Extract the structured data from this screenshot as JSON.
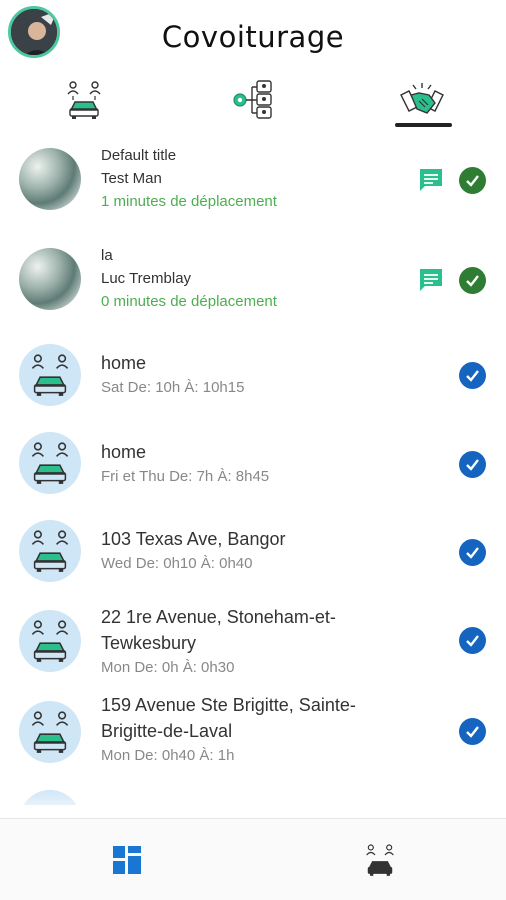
{
  "header": {
    "title": "Covoiturage",
    "avatar_icon": "user-avatar"
  },
  "tabs": [
    {
      "name": "carpool-tab",
      "icon": "carpool-icon",
      "active": false
    },
    {
      "name": "settings-tab",
      "icon": "settings-flow-icon",
      "active": false
    },
    {
      "name": "matches-tab",
      "icon": "handshake-icon",
      "active": true
    }
  ],
  "matches": [
    {
      "title": "Default title",
      "name": "Test Man",
      "duration": "1 minutes de déplacement",
      "status": "confirmed"
    },
    {
      "title": "la",
      "name": "Luc Tremblay",
      "duration": "0 minutes de déplacement",
      "status": "confirmed"
    }
  ],
  "trips": [
    {
      "address": "home",
      "schedule": "Sat De:  10h À:  10h15"
    },
    {
      "address": "home",
      "schedule": "Fri et Thu De:  7h À:  8h45"
    },
    {
      "address": "103 Texas Ave, Bangor",
      "schedule": "Wed De:  0h10 À:  0h40"
    },
    {
      "address_line1": "22 1re Avenue, Stoneham-et-",
      "address_line2": "Tewkesbury",
      "schedule": "Mon De:  0h À:  0h30"
    },
    {
      "address_line1": "159 Avenue Ste Brigitte, Sainte-",
      "address_line2": "Brigitte-de-Laval",
      "schedule": "Mon De:  0h40 À:  1h"
    }
  ],
  "bottom_nav": [
    {
      "name": "dashboard",
      "icon": "dashboard-icon"
    },
    {
      "name": "carpool",
      "icon": "carpool-icon"
    }
  ],
  "colors": {
    "accent_green": "#4caf50",
    "check_green": "#2e7d32",
    "check_blue": "#1565c0",
    "chat_teal": "#2bbf8e",
    "avatar_bg": "#cfe6f7"
  }
}
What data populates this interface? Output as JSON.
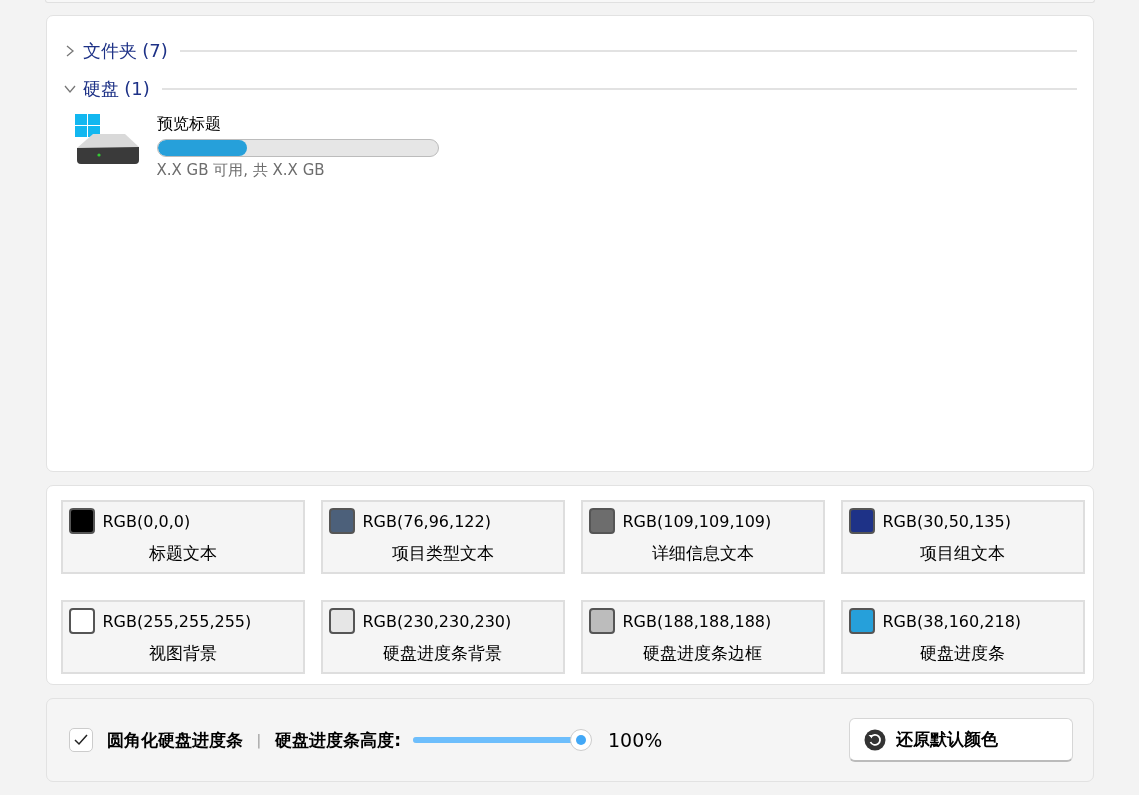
{
  "groups": [
    {
      "title": "文件夹 (7)",
      "expanded": false
    },
    {
      "title": "硬盘 (1)",
      "expanded": true,
      "items": [
        {
          "title": "预览标题",
          "level": 0.32,
          "detail": "X.X GB 可用, 共 X.X GB"
        }
      ]
    }
  ],
  "colors": [
    {
      "value": "RGB(0,0,0)",
      "label": "标题文本",
      "color": "#000000"
    },
    {
      "value": "RGB(76,96,122)",
      "label": "项目类型文本",
      "color": "#4c607a"
    },
    {
      "value": "RGB(109,109,109)",
      "label": "详细信息文本",
      "color": "#6d6d6d"
    },
    {
      "value": "RGB(30,50,135)",
      "label": "项目组文本",
      "color": "#1e3287"
    },
    {
      "value": "RGB(255,255,255)",
      "label": "视图背景",
      "color": "#ffffff"
    },
    {
      "value": "RGB(230,230,230)",
      "label": "硬盘进度条背景",
      "color": "#e6e6e6"
    },
    {
      "value": "RGB(188,188,188)",
      "label": "硬盘进度条边框",
      "color": "#bcbcbc"
    },
    {
      "value": "RGB(38,160,218)",
      "label": "硬盘进度条",
      "color": "#26a0da"
    }
  ],
  "options": {
    "rounded": {
      "label": "圆角化硬盘进度条",
      "checked": true
    },
    "separator": "|",
    "height": {
      "label": "硬盘进度条高度:",
      "level": 1,
      "reading": "100%"
    },
    "reset_button": "还原默认颜色"
  }
}
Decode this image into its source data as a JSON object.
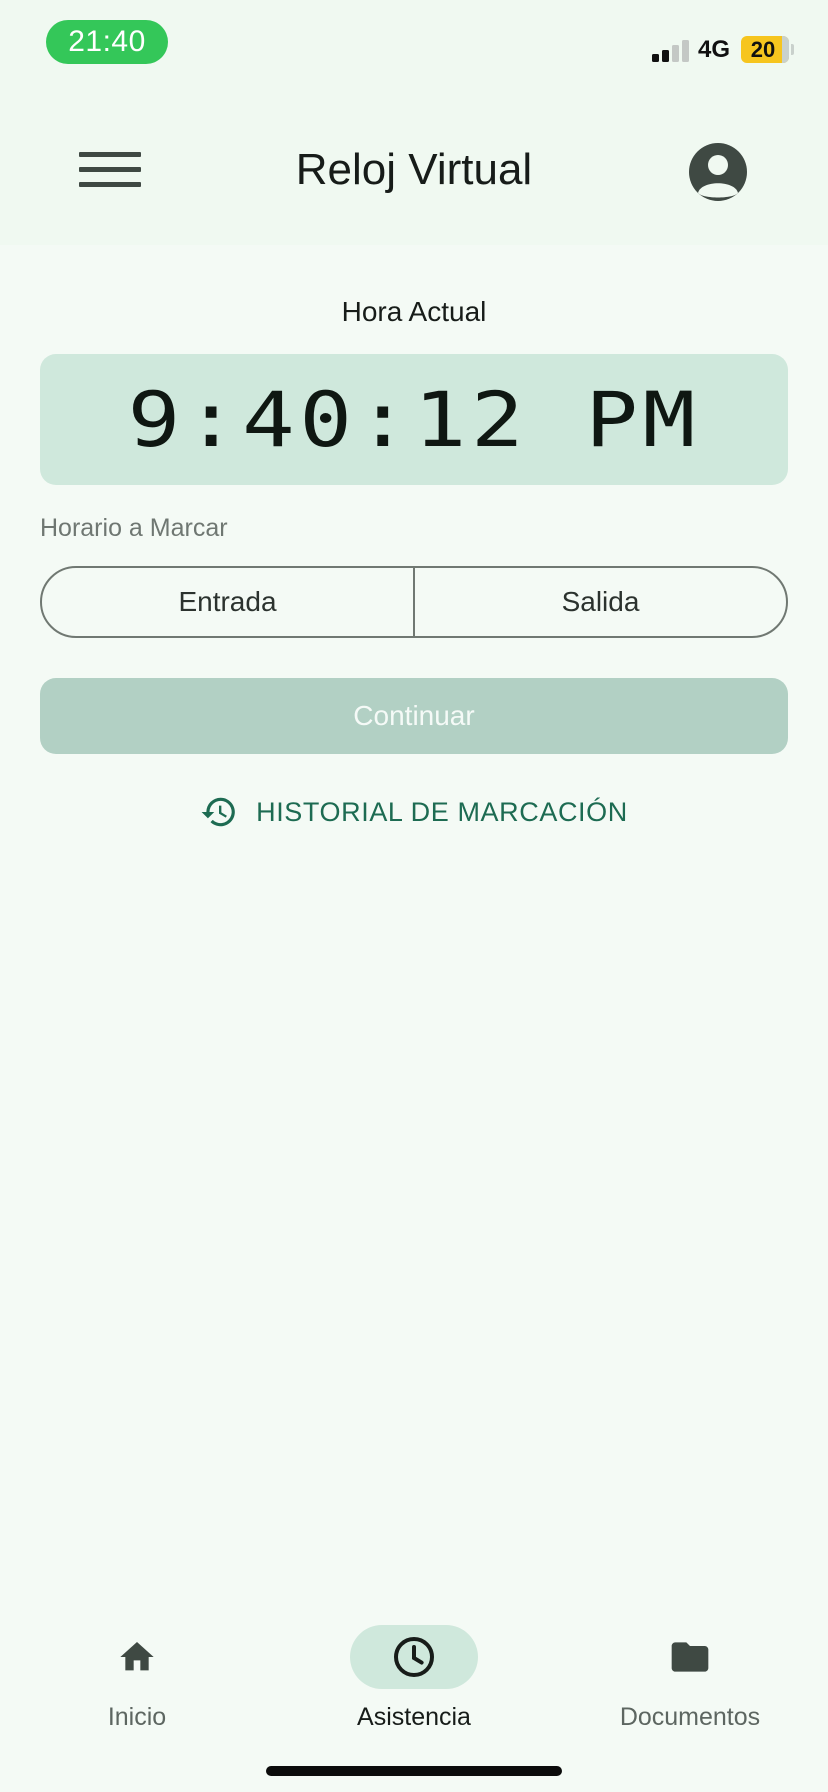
::::::::
Repeat the material above verbatim, with no pictures in the output.

Extract the structured data from this screenshot as JSON.
{
  "header": {
    "title": "Covoiturage",
    "avatar_icon": "user-avatar"
  },
  "tabs": [
    {
      "name": "carpool-tab",
      "icon": "carpool-icon",
      "active": false
    },
    {
      "name": "settings-tab",
      "icon": "settings-flow-icon",
      "active": false
    },
    {
      "name": "matches-tab",
      "icon": "handshake-icon",
      "active": true
    }
  ],
  "matches": [
    {
      "title": "Default title",
      "name": "Test Man",
      "duration": "1 minutes de déplacement",
      "status": "confirmed"
    },
    {
      "title": "la",
      "name": "Luc Tremblay",
      "duration": "0 minutes de déplacement",
      "status": "confirmed"
    }
  ],
  "trips": [
    {
      "address": "home",
      "schedule": "Sat De:  10h À:  10h15"
    },
    {
      "address": "home",
      "schedule": "Fri et Thu De:  7h À:  8h45"
    },
    {
      "address": "103 Texas Ave, Bangor",
      "schedule": "Wed De:  0h10 À:  0h40"
    },
    {
      "address_line1": "22 1re Avenue, Stoneham-et-",
      "address_line2": "Tewkesbury",
      "schedule": "Mon De:  0h À:  0h30"
    },
    {
      "address_line1": "159 Avenue Ste Brigitte, Sainte-",
      "address_line2": "Brigitte-de-Laval",
      "schedule": "Mon De:  0h40 À:  1h"
    }
  ],
  "bottom_nav": [
    {
      "name": "dashboard",
      "icon": "dashboard-icon"
    },
    {
      "name": "carpool",
      "icon": "carpool-icon"
    }
  ],
  "colors": {
    "accent_green": "#4caf50",
    "check_green": "#2e7d32",
    "check_blue": "#1565c0",
    "chat_teal": "#2bbf8e",
    "avatar_bg": "#cfe6f7"
  }
}
What data populates this interface? Output as JSON.
{
  "groups": [
    {
      "title": "文件夹 (7)",
      "expanded": false
    },
    {
      "title": "硬盘 (1)",
      "expanded": true,
      "items": [
        {
          "title": "预览标题",
          "level": 0.32,
          "detail": "X.X GB 可用, 共 X.X GB"
        }
      ]
    }
  ],
  "colors": [
    {
      "value": "RGB(0,0,0)",
      "label": "标题文本",
      "color": "#000000"
    },
    {
      "value": "RGB(76,96,122)",
      "label": "项目类型文本",
      "color": "#4c607a"
    },
    {
      "value": "RGB(109,109,109)",
      "label": "详细信息文本",
      "color": "#6d6d6d"
    },
    {
      "value": "RGB(30,50,135)",
      "label": "项目组文本",
      "color": "#1e3287"
    },
    {
      "value": "RGB(255,255,255)",
      "label": "视图背景",
      "color": "#ffffff"
    },
    {
      "value": "RGB(230,230,230)",
      "label": "硬盘进度条背景",
      "color": "#e6e6e6"
    },
    {
      "value": "RGB(188,188,188)",
      "label": "硬盘进度条边框",
      "color": "#bcbcbc"
    },
    {
      "value": "RGB(38,160,218)",
      "label": "硬盘进度条",
      "color": "#26a0da"
    }
  ],
  "options": {
    "rounded": {
      "label": "圆角化硬盘进度条",
      "checked": true
    },
    "separator": "|",
    "height": {
      "label": "硬盘进度条高度:",
      "level": 1,
      "reading": "100%"
    },
    "reset_button": "还原默认颜色"
  }
}
Decode this image into its source data as a JSON object.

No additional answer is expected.